◆ GIVEN PROBLEM ◆
Using the entries that follow, collect the lines where the word "Dashboard" appears.

──────

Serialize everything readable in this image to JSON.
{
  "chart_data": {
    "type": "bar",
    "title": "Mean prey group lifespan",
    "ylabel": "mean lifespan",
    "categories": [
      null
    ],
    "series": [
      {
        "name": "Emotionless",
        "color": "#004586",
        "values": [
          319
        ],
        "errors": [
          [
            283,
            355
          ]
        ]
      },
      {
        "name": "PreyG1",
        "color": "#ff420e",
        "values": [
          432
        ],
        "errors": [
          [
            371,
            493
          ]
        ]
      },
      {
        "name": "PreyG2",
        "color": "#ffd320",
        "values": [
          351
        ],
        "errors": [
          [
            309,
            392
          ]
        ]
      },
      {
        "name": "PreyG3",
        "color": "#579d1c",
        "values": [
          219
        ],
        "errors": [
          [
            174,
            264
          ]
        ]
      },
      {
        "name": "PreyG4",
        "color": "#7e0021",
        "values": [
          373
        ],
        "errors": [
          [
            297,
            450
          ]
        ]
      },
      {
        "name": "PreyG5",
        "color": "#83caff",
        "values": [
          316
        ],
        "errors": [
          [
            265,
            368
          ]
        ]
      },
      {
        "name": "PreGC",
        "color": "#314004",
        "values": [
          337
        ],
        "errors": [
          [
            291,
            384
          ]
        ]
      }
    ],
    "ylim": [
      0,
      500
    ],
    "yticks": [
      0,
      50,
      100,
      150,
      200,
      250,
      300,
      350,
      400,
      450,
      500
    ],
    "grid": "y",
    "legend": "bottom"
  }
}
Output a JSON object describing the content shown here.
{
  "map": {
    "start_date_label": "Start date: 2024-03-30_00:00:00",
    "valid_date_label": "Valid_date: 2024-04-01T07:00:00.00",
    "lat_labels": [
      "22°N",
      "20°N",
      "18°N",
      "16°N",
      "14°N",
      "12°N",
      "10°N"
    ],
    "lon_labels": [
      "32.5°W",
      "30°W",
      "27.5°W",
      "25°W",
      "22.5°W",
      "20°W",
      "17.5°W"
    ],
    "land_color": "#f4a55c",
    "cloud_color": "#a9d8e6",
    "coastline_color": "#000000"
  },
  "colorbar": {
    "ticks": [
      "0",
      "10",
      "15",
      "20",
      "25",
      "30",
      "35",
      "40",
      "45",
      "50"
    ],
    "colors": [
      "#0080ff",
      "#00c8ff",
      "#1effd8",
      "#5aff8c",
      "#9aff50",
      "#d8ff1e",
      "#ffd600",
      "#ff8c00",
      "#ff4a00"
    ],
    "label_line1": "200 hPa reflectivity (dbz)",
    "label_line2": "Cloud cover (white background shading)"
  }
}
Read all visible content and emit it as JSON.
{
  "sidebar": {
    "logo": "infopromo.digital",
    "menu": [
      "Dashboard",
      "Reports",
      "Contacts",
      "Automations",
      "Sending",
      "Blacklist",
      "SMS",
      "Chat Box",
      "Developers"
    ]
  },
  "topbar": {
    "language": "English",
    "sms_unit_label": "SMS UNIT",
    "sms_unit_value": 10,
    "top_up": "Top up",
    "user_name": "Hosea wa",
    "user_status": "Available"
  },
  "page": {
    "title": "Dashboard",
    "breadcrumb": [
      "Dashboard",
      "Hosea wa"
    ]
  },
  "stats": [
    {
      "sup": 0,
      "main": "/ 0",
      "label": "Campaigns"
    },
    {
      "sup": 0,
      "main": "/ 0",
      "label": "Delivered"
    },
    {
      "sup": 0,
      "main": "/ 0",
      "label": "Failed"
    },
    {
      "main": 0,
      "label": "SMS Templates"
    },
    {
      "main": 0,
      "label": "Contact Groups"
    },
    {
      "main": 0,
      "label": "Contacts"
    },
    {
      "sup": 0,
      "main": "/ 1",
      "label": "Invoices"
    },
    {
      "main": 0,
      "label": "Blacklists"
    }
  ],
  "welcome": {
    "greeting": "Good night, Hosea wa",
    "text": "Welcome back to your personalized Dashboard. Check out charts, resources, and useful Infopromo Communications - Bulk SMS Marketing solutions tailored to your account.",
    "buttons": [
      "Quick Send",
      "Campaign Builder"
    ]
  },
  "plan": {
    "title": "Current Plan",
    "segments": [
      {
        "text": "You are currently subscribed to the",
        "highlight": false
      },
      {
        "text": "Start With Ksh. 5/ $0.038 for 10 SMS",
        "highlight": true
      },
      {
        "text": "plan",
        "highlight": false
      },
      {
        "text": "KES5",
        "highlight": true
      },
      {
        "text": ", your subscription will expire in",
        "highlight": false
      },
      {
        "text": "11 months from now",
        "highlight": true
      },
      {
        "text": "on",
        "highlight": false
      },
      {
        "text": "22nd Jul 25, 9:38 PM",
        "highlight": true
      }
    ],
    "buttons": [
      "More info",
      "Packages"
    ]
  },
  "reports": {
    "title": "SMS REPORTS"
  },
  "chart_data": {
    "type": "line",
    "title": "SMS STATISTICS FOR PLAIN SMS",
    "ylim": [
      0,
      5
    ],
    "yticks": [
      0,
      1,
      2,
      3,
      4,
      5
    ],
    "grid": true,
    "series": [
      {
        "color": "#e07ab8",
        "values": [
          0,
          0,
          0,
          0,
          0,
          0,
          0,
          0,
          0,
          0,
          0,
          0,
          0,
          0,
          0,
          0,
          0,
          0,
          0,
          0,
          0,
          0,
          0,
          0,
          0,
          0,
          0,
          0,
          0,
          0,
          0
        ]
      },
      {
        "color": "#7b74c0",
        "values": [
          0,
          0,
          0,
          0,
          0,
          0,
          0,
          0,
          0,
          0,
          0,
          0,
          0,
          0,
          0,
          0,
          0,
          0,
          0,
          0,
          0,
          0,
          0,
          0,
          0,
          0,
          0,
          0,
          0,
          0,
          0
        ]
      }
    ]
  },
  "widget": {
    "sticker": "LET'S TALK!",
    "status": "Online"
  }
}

──────

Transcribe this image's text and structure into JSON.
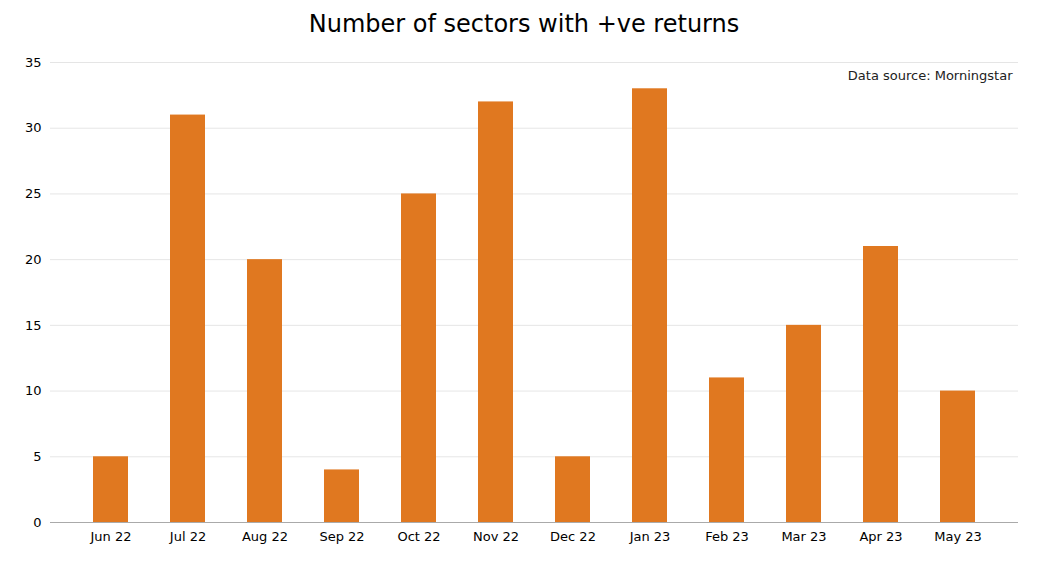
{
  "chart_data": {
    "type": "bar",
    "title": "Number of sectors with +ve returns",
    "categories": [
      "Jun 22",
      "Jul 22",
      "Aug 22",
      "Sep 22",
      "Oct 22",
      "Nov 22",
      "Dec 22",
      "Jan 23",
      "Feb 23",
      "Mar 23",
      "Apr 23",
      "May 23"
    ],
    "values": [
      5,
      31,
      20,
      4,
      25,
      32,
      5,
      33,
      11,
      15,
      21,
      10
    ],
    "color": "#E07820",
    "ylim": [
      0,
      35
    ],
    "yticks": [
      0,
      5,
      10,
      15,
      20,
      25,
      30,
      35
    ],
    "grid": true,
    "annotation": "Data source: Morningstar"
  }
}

──────

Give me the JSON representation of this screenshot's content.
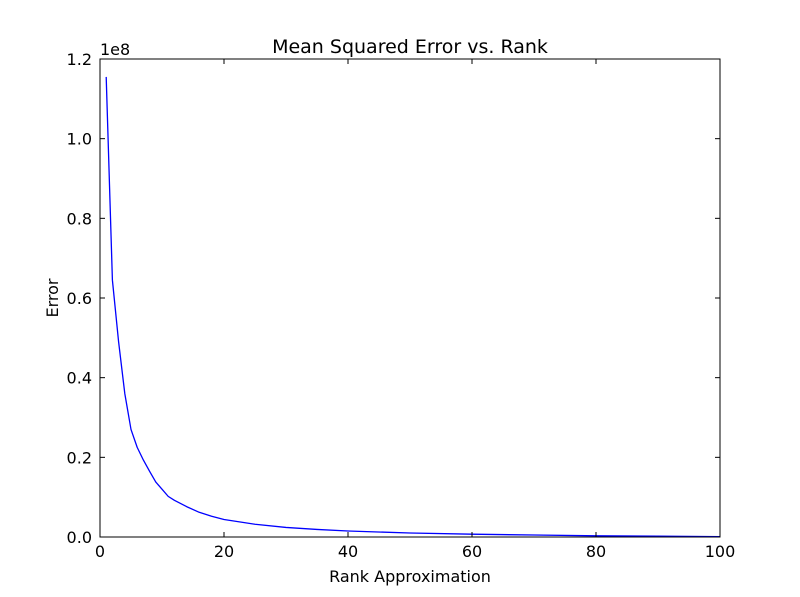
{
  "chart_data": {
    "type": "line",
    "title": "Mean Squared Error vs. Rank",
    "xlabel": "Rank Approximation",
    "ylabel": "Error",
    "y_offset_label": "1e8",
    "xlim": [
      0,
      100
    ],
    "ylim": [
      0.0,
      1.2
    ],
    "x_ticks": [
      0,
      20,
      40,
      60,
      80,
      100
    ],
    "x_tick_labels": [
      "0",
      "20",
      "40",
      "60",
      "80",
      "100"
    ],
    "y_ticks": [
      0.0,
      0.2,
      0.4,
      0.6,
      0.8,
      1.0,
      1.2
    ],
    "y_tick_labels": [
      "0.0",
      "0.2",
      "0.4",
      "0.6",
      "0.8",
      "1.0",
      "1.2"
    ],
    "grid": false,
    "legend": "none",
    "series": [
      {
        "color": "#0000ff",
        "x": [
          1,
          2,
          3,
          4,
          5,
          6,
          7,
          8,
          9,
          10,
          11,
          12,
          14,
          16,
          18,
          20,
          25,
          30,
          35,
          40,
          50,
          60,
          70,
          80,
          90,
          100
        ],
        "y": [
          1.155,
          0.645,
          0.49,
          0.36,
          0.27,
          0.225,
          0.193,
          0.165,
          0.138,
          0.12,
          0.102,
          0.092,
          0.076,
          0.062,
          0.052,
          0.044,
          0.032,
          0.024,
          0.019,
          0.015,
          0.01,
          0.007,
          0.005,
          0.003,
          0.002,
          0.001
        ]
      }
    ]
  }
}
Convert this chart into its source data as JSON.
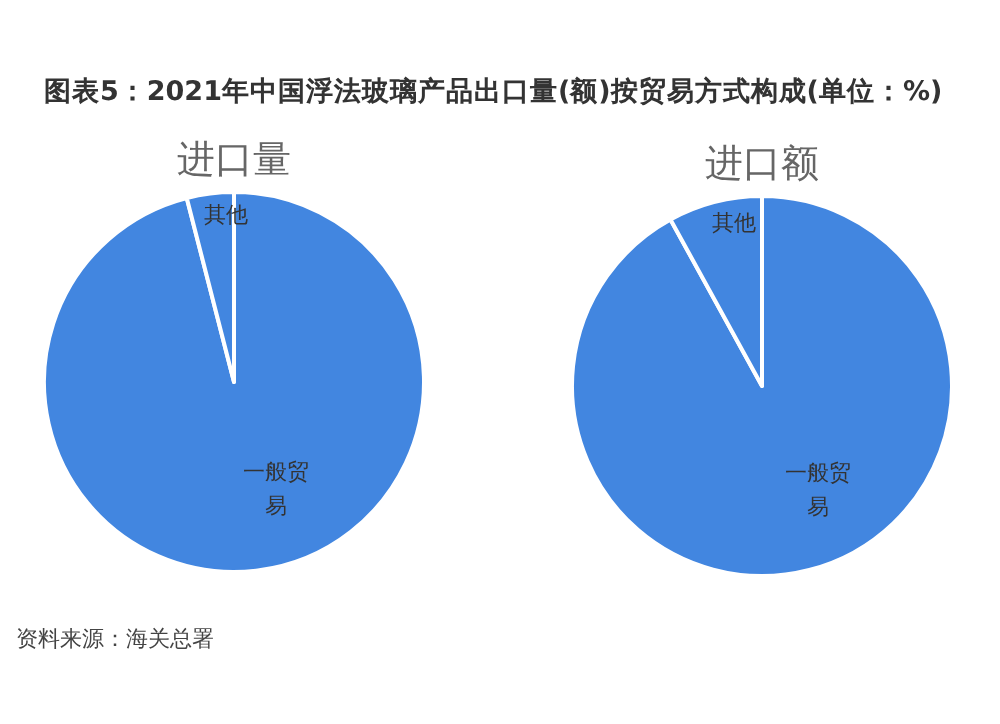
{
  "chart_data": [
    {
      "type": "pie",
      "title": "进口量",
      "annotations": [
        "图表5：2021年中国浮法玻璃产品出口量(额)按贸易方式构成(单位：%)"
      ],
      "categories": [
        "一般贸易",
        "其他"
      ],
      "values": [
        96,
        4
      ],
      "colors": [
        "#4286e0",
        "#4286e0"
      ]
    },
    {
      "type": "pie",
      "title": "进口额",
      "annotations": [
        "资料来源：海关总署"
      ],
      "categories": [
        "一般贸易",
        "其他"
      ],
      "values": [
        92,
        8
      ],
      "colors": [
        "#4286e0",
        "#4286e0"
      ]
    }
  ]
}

──────

◆ WRITTEN SOLUTION ◆
      "Dashboard",
    "title": "Dashboard",
      "Dashboard",
    "text": "Welcome back to your personalized Dashboard. Check out charts, resources, and useful Infopromo Communications - Bulk SMS Marketing solutions tailored to your account.",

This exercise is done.